## Aim
Filter the data for lines with the word "badge", then copy every line so identified.

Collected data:
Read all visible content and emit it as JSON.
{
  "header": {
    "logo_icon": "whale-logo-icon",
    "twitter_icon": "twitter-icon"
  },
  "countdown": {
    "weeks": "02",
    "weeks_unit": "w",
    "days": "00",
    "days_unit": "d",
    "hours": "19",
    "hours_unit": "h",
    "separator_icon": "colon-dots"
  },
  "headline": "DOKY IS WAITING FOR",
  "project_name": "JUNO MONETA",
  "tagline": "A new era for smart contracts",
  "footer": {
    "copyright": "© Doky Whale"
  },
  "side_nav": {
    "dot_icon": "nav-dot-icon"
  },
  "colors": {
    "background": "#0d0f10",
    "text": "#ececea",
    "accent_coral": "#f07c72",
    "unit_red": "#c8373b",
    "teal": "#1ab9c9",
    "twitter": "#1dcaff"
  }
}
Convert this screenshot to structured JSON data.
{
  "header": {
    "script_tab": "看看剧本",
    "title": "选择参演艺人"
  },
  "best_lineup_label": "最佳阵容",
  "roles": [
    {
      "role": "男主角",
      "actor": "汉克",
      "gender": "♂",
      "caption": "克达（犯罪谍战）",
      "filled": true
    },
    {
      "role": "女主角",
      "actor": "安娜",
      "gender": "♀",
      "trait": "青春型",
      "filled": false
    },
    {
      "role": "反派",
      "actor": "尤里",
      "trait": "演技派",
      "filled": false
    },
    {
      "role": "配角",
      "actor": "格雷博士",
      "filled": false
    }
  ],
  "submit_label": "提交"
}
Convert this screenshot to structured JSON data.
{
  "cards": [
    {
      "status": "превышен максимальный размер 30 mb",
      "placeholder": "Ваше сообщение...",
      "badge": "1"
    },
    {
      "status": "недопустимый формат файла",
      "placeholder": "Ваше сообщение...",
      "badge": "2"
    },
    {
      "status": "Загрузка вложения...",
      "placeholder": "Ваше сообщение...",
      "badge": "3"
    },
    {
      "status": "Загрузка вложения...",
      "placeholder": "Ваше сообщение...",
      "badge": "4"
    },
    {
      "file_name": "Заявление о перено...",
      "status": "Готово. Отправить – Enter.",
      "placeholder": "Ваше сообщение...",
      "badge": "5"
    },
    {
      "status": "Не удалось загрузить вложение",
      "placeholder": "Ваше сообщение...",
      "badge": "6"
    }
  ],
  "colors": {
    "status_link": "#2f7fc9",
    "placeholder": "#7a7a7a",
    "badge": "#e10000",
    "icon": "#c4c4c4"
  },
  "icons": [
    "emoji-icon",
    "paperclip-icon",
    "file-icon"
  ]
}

## Exercise solution
      "badge": "1"
      "badge": "2"
      "badge": "3"
      "badge": "4"
      "badge": "5"
      "badge": "6"
    "badge": "#e10000",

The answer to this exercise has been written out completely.